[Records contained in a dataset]
********

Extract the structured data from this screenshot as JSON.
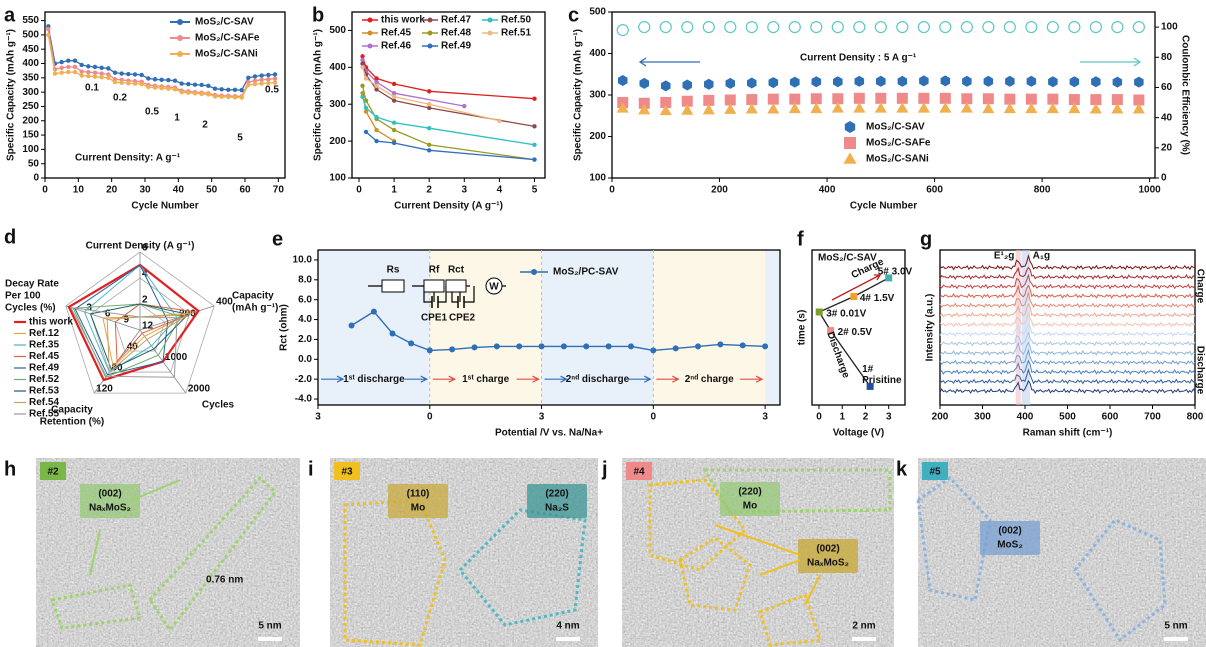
{
  "chart_data": [
    {
      "panel": "a",
      "type": "line",
      "xlabel": "Cycle Number",
      "ylabel": "Specific Capacity (mAh g⁻¹)",
      "xlim": [
        0,
        72
      ],
      "xticks": [
        0,
        10,
        20,
        30,
        40,
        50,
        60,
        70
      ],
      "ylim": [
        0,
        580
      ],
      "yticks": [
        0,
        50,
        100,
        150,
        200,
        250,
        300,
        350,
        400,
        450,
        500,
        550
      ],
      "x": [
        1,
        3,
        5,
        7,
        9,
        11,
        13,
        15,
        17,
        19,
        21,
        23,
        25,
        27,
        29,
        31,
        33,
        35,
        37,
        39,
        41,
        43,
        45,
        47,
        49,
        51,
        53,
        55,
        57,
        59,
        61,
        63,
        65,
        67,
        69
      ],
      "series": [
        {
          "name": "MoS₂/C-SAV",
          "color": "#2e6fb5",
          "values": [
            530,
            400,
            405,
            410,
            410,
            395,
            390,
            388,
            385,
            383,
            368,
            365,
            363,
            362,
            360,
            348,
            345,
            343,
            342,
            340,
            330,
            328,
            326,
            325,
            322,
            312,
            310,
            308,
            308,
            307,
            350,
            355,
            358,
            360,
            362
          ]
        },
        {
          "name": "MoS₂/C-SAFe",
          "color": "#f08a8a",
          "values": [
            520,
            380,
            385,
            388,
            388,
            372,
            370,
            368,
            365,
            362,
            345,
            343,
            340,
            338,
            336,
            325,
            322,
            320,
            318,
            316,
            305,
            303,
            300,
            298,
            296,
            290,
            288,
            287,
            286,
            285,
            335,
            340,
            343,
            345,
            347
          ]
        },
        {
          "name": "MoS₂/C-SANi",
          "color": "#f0b050",
          "values": [
            500,
            365,
            368,
            370,
            370,
            358,
            356,
            354,
            352,
            350,
            335,
            333,
            331,
            330,
            328,
            318,
            316,
            314,
            312,
            310,
            300,
            298,
            296,
            294,
            292,
            285,
            284,
            283,
            282,
            281,
            325,
            328,
            330,
            332,
            333
          ]
        }
      ],
      "annotations": [
        "0.1",
        "0.2",
        "0.5",
        "1",
        "2",
        "5",
        "0.5",
        "Current Density: A g⁻¹"
      ]
    },
    {
      "panel": "b",
      "type": "line",
      "xlabel": "Current Density (A g⁻¹)",
      "ylabel": "Specific Capacity (mAh g⁻¹)",
      "xlim": [
        -0.2,
        5.3
      ],
      "xticks": [
        0,
        1,
        2,
        3,
        4,
        5
      ],
      "ylim": [
        100,
        550
      ],
      "yticks": [
        100,
        200,
        300,
        400,
        500
      ],
      "series": [
        {
          "name": "this work",
          "color": "#e02020",
          "x": [
            0.1,
            0.2,
            0.5,
            1,
            2,
            5
          ],
          "values": [
            430,
            400,
            370,
            355,
            335,
            315
          ]
        },
        {
          "name": "Ref.45",
          "color": "#d09020",
          "x": [
            0.1,
            0.2,
            0.5,
            1
          ],
          "values": [
            330,
            280,
            230,
            200
          ]
        },
        {
          "name": "Ref.46",
          "color": "#b070d0",
          "x": [
            0.1,
            0.2,
            0.5,
            1,
            3
          ],
          "values": [
            420,
            390,
            360,
            330,
            295
          ]
        },
        {
          "name": "Ref.47",
          "color": "#8b4a4a",
          "x": [
            0.1,
            0.2,
            0.5,
            1,
            2,
            5
          ],
          "values": [
            410,
            380,
            340,
            310,
            290,
            240
          ]
        },
        {
          "name": "Ref.48",
          "color": "#9a9a20",
          "x": [
            0.1,
            0.2,
            0.5,
            1,
            2,
            5
          ],
          "values": [
            350,
            310,
            260,
            230,
            190,
            150
          ]
        },
        {
          "name": "Ref.49",
          "color": "#3070c0",
          "x": [
            0.2,
            0.5,
            1,
            2,
            5
          ],
          "values": [
            225,
            200,
            195,
            175,
            150
          ]
        },
        {
          "name": "Ref.50",
          "color": "#30c0c0",
          "x": [
            0.1,
            0.2,
            0.5,
            1,
            2,
            5
          ],
          "values": [
            320,
            290,
            265,
            250,
            235,
            190
          ]
        },
        {
          "name": "Ref.51",
          "color": "#f0b880",
          "x": [
            0.1,
            0.2,
            0.5,
            1,
            2,
            4
          ],
          "values": [
            400,
            370,
            350,
            320,
            300,
            255
          ]
        }
      ]
    },
    {
      "panel": "c",
      "type": "scatter",
      "xlabel": "Cycle Number",
      "ylabel": "Specific Capacity (mAh g⁻¹)",
      "y2label": "Coulombic Efficiency (%)",
      "xlim": [
        0,
        1010
      ],
      "xticks": [
        0,
        200,
        400,
        600,
        800,
        1000
      ],
      "ylim": [
        100,
        500
      ],
      "yticks": [
        100,
        200,
        300,
        400,
        500
      ],
      "y2lim": [
        0,
        110
      ],
      "y2ticks": [
        0,
        20,
        40,
        60,
        80,
        100
      ],
      "x": [
        20,
        60,
        100,
        140,
        180,
        220,
        260,
        300,
        340,
        380,
        420,
        460,
        500,
        540,
        580,
        620,
        660,
        700,
        740,
        780,
        820,
        860,
        900,
        940,
        980
      ],
      "series": [
        {
          "name": "MoS₂/C-SAV",
          "color": "#2e6fb5",
          "marker": "hexagon",
          "values": [
            335,
            328,
            322,
            324,
            326,
            328,
            329,
            330,
            331,
            332,
            332,
            333,
            333,
            333,
            334,
            334,
            333,
            333,
            333,
            333,
            332,
            332,
            332,
            331,
            331
          ]
        },
        {
          "name": "MoS₂/C-SAFe",
          "color": "#f08a8a",
          "marker": "square",
          "values": [
            282,
            280,
            282,
            285,
            287,
            288,
            289,
            290,
            290,
            291,
            291,
            292,
            292,
            292,
            292,
            292,
            291,
            291,
            290,
            290,
            290,
            289,
            289,
            289,
            288
          ]
        },
        {
          "name": "MoS₂/C-SANi",
          "color": "#f0b050",
          "marker": "triangle",
          "values": [
            268,
            264,
            262,
            263,
            264,
            265,
            266,
            266,
            267,
            267,
            268,
            268,
            268,
            268,
            268,
            268,
            268,
            267,
            267,
            267,
            267,
            267,
            266,
            266,
            266
          ]
        },
        {
          "color": "#5ec8c8",
          "marker": "circle",
          "axis": "y2",
          "values": [
            98,
            100,
            100,
            100,
            100,
            100,
            100,
            100,
            100,
            100,
            100,
            100,
            100,
            100,
            100,
            100,
            100,
            100,
            100,
            100,
            100,
            100,
            100,
            100,
            100
          ]
        }
      ],
      "annotations": [
        "Current Density : 5 A g⁻¹"
      ]
    },
    {
      "panel": "d",
      "type": "radar",
      "axes": [
        {
          "label": [
            "Current Density (A g⁻¹)"
          ],
          "lim": [
            0,
            6
          ],
          "ticks": [
            2,
            4,
            6
          ]
        },
        {
          "label": [
            "Capacity",
            "(mAh g⁻¹)"
          ],
          "lim": [
            0,
            400
          ],
          "ticks": [
            200,
            400
          ]
        },
        {
          "label": [
            "Cycles"
          ],
          "lim": [
            0,
            2000
          ],
          "ticks": [
            1000,
            2000
          ]
        },
        {
          "label": [
            "Capacity",
            "Retention (%)"
          ],
          "lim": [
            0,
            120
          ],
          "ticks": [
            40,
            80,
            120
          ]
        },
        {
          "label": [
            "Decay Rate",
            "Per 100",
            "Cycles (%)"
          ],
          "lim": [
            12,
            0
          ],
          "ticks": [
            12,
            9,
            6,
            3
          ]
        }
      ],
      "series": [
        {
          "name": "this work",
          "color": "#e02020",
          "values": [
            5,
            315,
            1000,
            95,
            0.5
          ]
        },
        {
          "name": "Ref.12",
          "color": "#e8a33a",
          "values": [
            1,
            250,
            200,
            70,
            6
          ]
        },
        {
          "name": "Ref.35",
          "color": "#4ab8c8",
          "values": [
            5,
            200,
            500,
            80,
            3
          ]
        },
        {
          "name": "Ref.45",
          "color": "#e06040",
          "values": [
            2,
            300,
            100,
            60,
            8
          ]
        },
        {
          "name": "Ref.49",
          "color": "#2f5fa0",
          "values": [
            5,
            150,
            1000,
            85,
            1.5
          ]
        },
        {
          "name": "Ref.52",
          "color": "#6ab06a",
          "values": [
            2,
            220,
            800,
            90,
            1.2
          ]
        },
        {
          "name": "Ref.53",
          "color": "#1f5f6f",
          "values": [
            2,
            260,
            600,
            75,
            4
          ]
        },
        {
          "name": "Ref.54",
          "color": "#c8a060",
          "values": [
            1,
            280,
            300,
            80,
            6.7
          ]
        },
        {
          "name": "Ref.55",
          "color": "#9a9a9a",
          "values": [
            1,
            200,
            1500,
            88,
            0.8
          ]
        }
      ]
    },
    {
      "panel": "e",
      "type": "line",
      "xlabel": "Potential /V vs. Na/Na+",
      "ylabel": "Rct (ohm)",
      "xlim": [
        0,
        12.4
      ],
      "xticks": [
        {
          "value": 0,
          "label": "3"
        },
        {
          "value": 3,
          "label": "0"
        },
        {
          "value": 6,
          "label": "3"
        },
        {
          "value": 9,
          "label": "0"
        },
        {
          "value": 12,
          "label": "3"
        }
      ],
      "ylim": [
        -4.6,
        11
      ],
      "yticks": [
        {
          "value": -4,
          "label": "-4.0"
        },
        {
          "value": -2,
          "label": "-2.0"
        },
        {
          "value": 0,
          "label": "0.0"
        },
        {
          "value": 2,
          "label": "2.0"
        },
        {
          "value": 4,
          "label": "4.0"
        },
        {
          "value": 6,
          "label": "6.0"
        },
        {
          "value": 8,
          "label": "8.0"
        },
        {
          "value": 10,
          "label": "10.0"
        }
      ],
      "x": [
        0.9,
        1.5,
        2.0,
        2.5,
        3.0,
        3.6,
        4.2,
        4.8,
        5.4,
        6.0,
        6.6,
        7.2,
        7.8,
        8.4,
        9.0,
        9.6,
        10.2,
        10.8,
        11.4,
        12.0
      ],
      "series": [
        {
          "name": "MoS₂/PC-SAV",
          "color": "#2e6fb5",
          "values": [
            3.4,
            4.8,
            2.6,
            1.6,
            0.9,
            1.0,
            1.2,
            1.3,
            1.3,
            1.3,
            1.3,
            1.3,
            1.3,
            1.3,
            0.9,
            1.1,
            1.3,
            1.5,
            1.4,
            1.3
          ]
        }
      ],
      "stages": [
        "1ˢᵗ discharge",
        "1ˢᵗ charge",
        "2ⁿᵈ discharge",
        "2ⁿᵈ charge"
      ],
      "circuit": [
        "Rs",
        "Rf",
        "Rct",
        "W",
        "CPE1",
        "CPE2"
      ]
    },
    {
      "panel": "f",
      "type": "scatter",
      "title": "MoS₂/C-SAV",
      "xlabel": "Voltage (V)",
      "ylabel": "time (s)",
      "xlim": [
        -0.3,
        3.7
      ],
      "xticks": [
        0,
        1,
        2,
        3
      ],
      "points": [
        {
          "label": [
            "1#",
            "Prisitine"
          ],
          "x": 2.2,
          "color": "#1f4e9c"
        },
        {
          "label": [
            "2# 0.5V"
          ],
          "x": 0.5,
          "color": "#f08a8a"
        },
        {
          "label": [
            "3# 0.01V"
          ],
          "x": 0.01,
          "color": "#7aa02a"
        },
        {
          "label": [
            "4# 1.5V"
          ],
          "x": 1.5,
          "color": "#f0a030"
        },
        {
          "label": [
            "5# 3.0V"
          ],
          "x": 3.0,
          "color": "#40b0b0"
        }
      ],
      "annotations": [
        "Charge",
        "Discharge"
      ]
    },
    {
      "panel": "g",
      "type": "line",
      "xlabel": "Raman shift (cm⁻¹)",
      "ylabel": "Intensity (a.u.)",
      "xlim": [
        200,
        800
      ],
      "xticks": [
        200,
        300,
        400,
        500,
        600,
        700,
        800
      ],
      "colors": [
        "#1f3f7a",
        "#2f5f9f",
        "#4f7fbf",
        "#6f9fcf",
        "#8fb7dd",
        "#a9c9e6",
        "#c4dbee",
        "#f4c2b2",
        "#f0a890",
        "#e88870",
        "#d86050",
        "#c84040",
        "#a82828",
        "#7a1010"
      ],
      "annotations": [
        "E¹₂g",
        "A₁g",
        "Charge",
        "Discharge"
      ]
    }
  ],
  "images": [
    {
      "panel": "h",
      "tag": "#2",
      "labels": [
        [
          "(002)",
          "NaₓMoS₂"
        ]
      ],
      "measure": "0.76 nm",
      "scale": "5 nm"
    },
    {
      "panel": "i",
      "tag": "#3",
      "labels": [
        [
          "(110)",
          "Mo"
        ],
        [
          "(220)",
          "Na₂S"
        ]
      ],
      "scale": "4 nm"
    },
    {
      "panel": "j",
      "tag": "#4",
      "labels": [
        [
          "(220)",
          "Mo"
        ],
        [
          "(002)",
          "NaₓMoS₂"
        ]
      ],
      "scale": "2 nm"
    },
    {
      "panel": "k",
      "tag": "#5",
      "labels": [
        [
          "(002)",
          "MoS₂"
        ]
      ],
      "scale": "5 nm"
    }
  ]
}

********

Directions>
Of the lines in the data above, how many contain the word "xlabel"? Give only that figure.

Solution for this task>
6